-- Start --

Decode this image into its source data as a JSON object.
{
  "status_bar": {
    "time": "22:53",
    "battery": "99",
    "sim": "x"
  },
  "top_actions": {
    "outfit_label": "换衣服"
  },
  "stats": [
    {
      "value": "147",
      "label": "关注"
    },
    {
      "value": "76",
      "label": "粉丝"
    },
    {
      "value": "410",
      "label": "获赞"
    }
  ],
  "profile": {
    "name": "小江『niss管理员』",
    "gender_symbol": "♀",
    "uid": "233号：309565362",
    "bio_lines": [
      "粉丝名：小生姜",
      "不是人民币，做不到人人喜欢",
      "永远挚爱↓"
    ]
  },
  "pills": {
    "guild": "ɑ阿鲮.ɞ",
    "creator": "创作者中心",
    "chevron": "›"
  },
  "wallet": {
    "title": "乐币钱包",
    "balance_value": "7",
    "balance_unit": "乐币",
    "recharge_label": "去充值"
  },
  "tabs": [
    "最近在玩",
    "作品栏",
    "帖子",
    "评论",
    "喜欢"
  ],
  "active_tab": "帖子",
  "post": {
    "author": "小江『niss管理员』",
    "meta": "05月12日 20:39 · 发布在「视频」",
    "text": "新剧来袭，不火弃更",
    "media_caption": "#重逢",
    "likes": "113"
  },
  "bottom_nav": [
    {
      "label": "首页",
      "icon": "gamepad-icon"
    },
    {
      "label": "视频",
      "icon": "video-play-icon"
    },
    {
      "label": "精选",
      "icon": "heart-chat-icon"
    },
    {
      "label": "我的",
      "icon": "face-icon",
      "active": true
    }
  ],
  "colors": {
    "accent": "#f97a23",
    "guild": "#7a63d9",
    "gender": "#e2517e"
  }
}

-- End --

## YOUR TASK
Extract the complete set of records unchanged.

## WRITTEN RESPONSE
Decode this image into its source data as a JSON object.
{
  "status_bar": {
    "time": "22:53",
    "battery": "99",
    "sim": "x"
  },
  "top_actions": {
    "outfit_label": "换衣服"
  },
  "stats": [
    {
      "value": "147",
      "label": "关注"
    },
    {
      "value": "76",
      "label": "粉丝"
    },
    {
      "value": "410",
      "label": "获赞"
    }
  ],
  "profile": {
    "name": "小江『niss管理员』",
    "gender_symbol": "♀",
    "uid": "233号：309565362",
    "bio_lines": [
      "粉丝名：小生姜",
      "不是人民币，做不到人人喜欢",
      "永远挚爱↓"
    ]
  },
  "pills": {
    "guild": "ɑ阿鲮.ɞ",
    "creator": "创作者中心",
    "chevron": "›"
  },
  "wallet": {
    "title": "乐币钱包",
    "balance_value": "7",
    "balance_unit": "乐币",
    "recharge_label": "去充值"
  },
  "tabs": [
    "最近在玩",
    "作品栏",
    "帖子",
    "评论",
    "喜欢"
  ],
  "active_tab": "帖子",
  "post": {
    "author": "小江『niss管理员』",
    "meta": "05月12日 20:39 · 发布在「视频」",
    "text": "新剧来袭，不火弃更",
    "media_caption": "#重逢",
    "likes": "113"
  },
  "bottom_nav": [
    {
      "label": "首页",
      "icon": "gamepad-icon"
    },
    {
      "label": "视频",
      "icon": "video-play-icon"
    },
    {
      "label": "精选",
      "icon": "heart-chat-icon"
    },
    {
      "label": "我的",
      "icon": "face-icon",
      "active": true
    }
  ],
  "colors": {
    "accent": "#f97a23",
    "guild": "#7a63d9",
    "gender": "#e2517e"
  }
}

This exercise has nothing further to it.